"""
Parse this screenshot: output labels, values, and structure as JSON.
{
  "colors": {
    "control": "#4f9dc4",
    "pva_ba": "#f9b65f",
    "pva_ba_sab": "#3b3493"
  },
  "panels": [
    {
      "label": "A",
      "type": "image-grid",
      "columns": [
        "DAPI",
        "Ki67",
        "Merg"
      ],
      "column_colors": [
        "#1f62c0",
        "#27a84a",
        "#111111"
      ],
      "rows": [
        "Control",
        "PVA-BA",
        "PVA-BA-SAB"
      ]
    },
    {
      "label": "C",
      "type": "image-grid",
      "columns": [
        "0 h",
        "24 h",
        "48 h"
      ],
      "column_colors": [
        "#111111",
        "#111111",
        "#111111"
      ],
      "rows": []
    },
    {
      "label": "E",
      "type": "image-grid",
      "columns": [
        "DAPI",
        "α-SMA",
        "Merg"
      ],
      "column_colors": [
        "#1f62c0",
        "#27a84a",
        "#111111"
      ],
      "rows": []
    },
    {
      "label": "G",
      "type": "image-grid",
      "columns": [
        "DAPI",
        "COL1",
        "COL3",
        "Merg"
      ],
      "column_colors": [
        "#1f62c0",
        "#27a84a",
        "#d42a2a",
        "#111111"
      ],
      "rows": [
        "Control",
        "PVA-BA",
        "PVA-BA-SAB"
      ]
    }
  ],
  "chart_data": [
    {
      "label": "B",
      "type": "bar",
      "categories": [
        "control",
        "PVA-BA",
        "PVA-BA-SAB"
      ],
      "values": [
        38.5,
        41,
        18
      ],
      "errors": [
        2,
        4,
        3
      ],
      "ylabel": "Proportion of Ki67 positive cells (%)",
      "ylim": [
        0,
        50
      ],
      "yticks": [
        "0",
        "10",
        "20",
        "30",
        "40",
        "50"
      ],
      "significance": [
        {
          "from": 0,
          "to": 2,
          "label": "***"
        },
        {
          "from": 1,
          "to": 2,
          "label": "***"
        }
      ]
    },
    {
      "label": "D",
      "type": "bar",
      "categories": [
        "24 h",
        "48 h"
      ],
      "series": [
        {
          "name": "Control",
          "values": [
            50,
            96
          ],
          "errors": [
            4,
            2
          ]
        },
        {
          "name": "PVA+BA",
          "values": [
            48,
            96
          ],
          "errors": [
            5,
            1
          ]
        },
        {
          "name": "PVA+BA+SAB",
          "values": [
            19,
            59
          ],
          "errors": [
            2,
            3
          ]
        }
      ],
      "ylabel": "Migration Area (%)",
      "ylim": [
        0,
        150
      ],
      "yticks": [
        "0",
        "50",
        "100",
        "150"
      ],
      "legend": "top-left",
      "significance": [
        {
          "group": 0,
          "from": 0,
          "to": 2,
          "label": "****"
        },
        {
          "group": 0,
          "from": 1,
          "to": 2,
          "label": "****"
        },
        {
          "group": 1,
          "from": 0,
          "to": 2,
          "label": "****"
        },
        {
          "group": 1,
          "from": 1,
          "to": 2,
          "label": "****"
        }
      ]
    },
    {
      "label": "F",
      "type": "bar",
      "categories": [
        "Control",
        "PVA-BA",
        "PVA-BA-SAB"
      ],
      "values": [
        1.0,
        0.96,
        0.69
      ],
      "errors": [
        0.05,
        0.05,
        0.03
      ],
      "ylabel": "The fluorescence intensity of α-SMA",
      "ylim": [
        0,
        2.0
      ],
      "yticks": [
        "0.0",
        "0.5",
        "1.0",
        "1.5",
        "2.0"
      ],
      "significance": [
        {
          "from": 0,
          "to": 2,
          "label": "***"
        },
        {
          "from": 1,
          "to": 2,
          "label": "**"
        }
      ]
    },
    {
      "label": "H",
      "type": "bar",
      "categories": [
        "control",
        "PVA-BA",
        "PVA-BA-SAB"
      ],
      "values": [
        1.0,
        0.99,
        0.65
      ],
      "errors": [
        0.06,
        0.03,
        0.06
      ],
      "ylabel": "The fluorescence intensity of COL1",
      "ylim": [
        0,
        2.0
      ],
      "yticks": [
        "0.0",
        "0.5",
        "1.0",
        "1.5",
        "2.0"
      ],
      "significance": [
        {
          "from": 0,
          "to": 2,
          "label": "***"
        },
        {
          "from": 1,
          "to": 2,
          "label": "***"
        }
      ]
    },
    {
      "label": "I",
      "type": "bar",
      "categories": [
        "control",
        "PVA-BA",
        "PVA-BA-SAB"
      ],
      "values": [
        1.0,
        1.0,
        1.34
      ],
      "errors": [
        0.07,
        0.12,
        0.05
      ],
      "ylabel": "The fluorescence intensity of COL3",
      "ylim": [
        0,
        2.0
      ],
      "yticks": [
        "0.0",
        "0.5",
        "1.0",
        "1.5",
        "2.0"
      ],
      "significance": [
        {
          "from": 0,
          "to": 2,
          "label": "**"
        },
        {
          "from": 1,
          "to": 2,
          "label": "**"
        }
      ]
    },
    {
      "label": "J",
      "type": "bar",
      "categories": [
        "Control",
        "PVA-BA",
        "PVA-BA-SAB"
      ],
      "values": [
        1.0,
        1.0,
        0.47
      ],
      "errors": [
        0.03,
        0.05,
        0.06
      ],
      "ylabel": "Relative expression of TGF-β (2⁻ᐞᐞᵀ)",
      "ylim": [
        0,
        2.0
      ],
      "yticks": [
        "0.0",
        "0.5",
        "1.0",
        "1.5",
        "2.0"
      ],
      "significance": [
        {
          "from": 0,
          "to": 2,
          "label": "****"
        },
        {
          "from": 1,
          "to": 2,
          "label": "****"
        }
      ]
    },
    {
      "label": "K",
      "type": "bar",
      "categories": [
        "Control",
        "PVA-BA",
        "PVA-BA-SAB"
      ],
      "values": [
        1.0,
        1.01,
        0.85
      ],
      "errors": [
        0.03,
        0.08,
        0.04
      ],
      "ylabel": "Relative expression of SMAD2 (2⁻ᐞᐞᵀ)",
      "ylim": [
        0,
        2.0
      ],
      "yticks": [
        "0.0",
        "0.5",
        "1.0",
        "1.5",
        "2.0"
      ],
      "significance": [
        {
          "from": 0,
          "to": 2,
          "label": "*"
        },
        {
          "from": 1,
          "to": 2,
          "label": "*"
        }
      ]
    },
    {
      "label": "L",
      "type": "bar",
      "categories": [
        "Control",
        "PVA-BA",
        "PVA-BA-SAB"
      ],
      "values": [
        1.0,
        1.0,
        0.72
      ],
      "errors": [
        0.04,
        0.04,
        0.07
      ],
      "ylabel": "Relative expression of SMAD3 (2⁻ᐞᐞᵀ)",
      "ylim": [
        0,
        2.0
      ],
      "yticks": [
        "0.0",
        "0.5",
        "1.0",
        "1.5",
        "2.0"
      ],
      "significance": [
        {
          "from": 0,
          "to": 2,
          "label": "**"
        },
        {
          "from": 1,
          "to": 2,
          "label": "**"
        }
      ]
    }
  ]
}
"""
**Work to be completed:** Return a copy of each line in the entries that carries the string "intensity".

**Written solution:**
      "ylabel": "The fluorescence intensity of α-SMA",
      "ylabel": "The fluorescence intensity of COL1",
      "ylabel": "The fluorescence intensity of COL3",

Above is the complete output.